#### Collected data entries
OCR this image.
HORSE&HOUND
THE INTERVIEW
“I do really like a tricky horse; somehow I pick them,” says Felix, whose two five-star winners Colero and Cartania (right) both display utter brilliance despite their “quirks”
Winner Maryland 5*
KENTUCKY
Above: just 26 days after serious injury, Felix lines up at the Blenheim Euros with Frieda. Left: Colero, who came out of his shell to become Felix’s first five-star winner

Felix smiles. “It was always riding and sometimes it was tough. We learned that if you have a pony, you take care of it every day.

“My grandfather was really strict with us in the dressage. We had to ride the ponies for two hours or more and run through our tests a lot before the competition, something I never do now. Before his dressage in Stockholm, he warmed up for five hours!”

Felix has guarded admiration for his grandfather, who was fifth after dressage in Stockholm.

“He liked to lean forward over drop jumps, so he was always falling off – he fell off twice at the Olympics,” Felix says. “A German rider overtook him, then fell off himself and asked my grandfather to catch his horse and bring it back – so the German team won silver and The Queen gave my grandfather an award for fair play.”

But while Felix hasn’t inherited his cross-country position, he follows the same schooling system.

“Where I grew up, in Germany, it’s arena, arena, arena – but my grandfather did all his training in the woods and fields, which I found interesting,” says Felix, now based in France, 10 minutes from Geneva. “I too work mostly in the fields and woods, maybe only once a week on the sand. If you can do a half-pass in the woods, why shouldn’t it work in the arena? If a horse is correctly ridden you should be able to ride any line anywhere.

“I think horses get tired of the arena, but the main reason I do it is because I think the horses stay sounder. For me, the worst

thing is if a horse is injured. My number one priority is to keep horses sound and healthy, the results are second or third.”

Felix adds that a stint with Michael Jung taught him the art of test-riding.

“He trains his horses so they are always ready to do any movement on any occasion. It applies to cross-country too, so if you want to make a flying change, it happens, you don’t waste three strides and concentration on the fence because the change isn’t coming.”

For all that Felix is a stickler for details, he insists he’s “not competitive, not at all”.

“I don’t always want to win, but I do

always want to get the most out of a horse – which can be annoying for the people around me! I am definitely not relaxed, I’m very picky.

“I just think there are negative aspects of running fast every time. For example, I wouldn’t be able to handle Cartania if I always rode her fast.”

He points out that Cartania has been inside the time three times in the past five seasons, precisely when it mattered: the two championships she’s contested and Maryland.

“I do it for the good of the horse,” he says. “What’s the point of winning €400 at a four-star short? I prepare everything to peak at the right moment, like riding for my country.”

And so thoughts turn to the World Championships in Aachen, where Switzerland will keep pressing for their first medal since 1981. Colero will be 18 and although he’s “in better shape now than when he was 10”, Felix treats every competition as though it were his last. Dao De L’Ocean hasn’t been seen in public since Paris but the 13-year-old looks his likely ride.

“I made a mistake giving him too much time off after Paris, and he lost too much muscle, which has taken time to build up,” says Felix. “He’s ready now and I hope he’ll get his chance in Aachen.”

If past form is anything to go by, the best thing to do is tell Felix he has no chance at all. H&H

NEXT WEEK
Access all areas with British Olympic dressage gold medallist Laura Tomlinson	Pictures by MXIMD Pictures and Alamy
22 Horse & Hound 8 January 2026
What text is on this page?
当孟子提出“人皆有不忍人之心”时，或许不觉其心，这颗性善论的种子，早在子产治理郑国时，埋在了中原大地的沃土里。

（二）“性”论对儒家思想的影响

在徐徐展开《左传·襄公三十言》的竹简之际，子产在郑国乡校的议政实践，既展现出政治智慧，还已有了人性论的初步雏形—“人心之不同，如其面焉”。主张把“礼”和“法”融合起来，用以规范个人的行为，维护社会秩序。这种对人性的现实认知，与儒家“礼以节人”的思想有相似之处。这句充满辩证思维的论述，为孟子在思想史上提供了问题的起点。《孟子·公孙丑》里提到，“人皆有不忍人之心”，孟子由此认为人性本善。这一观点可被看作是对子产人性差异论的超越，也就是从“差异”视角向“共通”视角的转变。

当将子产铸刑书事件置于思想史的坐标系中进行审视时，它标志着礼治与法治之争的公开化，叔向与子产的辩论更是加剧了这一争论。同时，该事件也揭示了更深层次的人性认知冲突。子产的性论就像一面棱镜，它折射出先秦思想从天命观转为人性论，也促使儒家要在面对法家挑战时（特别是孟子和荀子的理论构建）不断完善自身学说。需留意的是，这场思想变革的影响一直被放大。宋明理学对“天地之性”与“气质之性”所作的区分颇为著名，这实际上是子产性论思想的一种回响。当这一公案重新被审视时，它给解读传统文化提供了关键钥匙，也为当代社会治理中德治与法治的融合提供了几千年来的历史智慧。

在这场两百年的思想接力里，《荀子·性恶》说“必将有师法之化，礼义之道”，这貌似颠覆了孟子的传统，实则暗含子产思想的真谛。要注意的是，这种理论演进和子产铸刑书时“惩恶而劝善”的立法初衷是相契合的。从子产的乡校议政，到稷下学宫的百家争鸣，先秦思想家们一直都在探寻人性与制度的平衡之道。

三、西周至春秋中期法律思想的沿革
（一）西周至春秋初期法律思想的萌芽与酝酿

#### Short problem
Provide the number of lines in these entries that hold the word "past", without any accompanying text.

#### Answer to this task
2